● Exercise
The records are to be restated in their entirety, word for word.

● Stored rows
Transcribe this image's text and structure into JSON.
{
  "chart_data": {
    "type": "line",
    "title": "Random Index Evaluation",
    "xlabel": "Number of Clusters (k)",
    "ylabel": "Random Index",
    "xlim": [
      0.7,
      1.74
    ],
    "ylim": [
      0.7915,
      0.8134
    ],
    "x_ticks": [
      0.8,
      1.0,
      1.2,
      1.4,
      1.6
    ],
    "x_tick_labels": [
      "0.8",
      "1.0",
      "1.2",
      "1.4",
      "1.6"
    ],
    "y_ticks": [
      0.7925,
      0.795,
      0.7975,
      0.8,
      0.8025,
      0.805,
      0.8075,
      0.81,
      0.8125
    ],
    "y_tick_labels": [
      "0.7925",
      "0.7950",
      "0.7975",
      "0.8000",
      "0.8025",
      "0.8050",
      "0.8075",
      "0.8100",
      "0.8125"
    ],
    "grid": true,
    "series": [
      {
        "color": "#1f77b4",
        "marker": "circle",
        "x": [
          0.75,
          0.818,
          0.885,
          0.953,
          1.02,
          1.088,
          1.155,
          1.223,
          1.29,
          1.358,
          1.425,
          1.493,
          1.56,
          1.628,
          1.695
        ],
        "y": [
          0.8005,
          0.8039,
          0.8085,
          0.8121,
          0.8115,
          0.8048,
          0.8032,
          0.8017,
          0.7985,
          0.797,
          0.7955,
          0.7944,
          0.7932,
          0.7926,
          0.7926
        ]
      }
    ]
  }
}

● Response below
Transcribe this image's text and structure into JSON.
{
  "chart_data": {
    "type": "line",
    "title": "Random Index Evaluation",
    "xlabel": "Number of Clusters (k)",
    "ylabel": "Random Index",
    "xlim": [
      0.7,
      1.74
    ],
    "ylim": [
      0.7915,
      0.8134
    ],
    "x_ticks": [
      0.8,
      1.0,
      1.2,
      1.4,
      1.6
    ],
    "x_tick_labels": [
      "0.8",
      "1.0",
      "1.2",
      "1.4",
      "1.6"
    ],
    "y_ticks": [
      0.7925,
      0.795,
      0.7975,
      0.8,
      0.8025,
      0.805,
      0.8075,
      0.81,
      0.8125
    ],
    "y_tick_labels": [
      "0.7925",
      "0.7950",
      "0.7975",
      "0.8000",
      "0.8025",
      "0.8050",
      "0.8075",
      "0.8100",
      "0.8125"
    ],
    "grid": true,
    "series": [
      {
        "color": "#1f77b4",
        "marker": "circle",
        "x": [
          0.75,
          0.818,
          0.885,
          0.953,
          1.02,
          1.088,
          1.155,
          1.223,
          1.29,
          1.358,
          1.425,
          1.493,
          1.56,
          1.628,
          1.695
        ],
        "y": [
          0.8005,
          0.8039,
          0.8085,
          0.8121,
          0.8115,
          0.8048,
          0.8032,
          0.8017,
          0.7985,
          0.797,
          0.7955,
          0.7944,
          0.7932,
          0.7926,
          0.7926
        ]
      }
    ]
  }
}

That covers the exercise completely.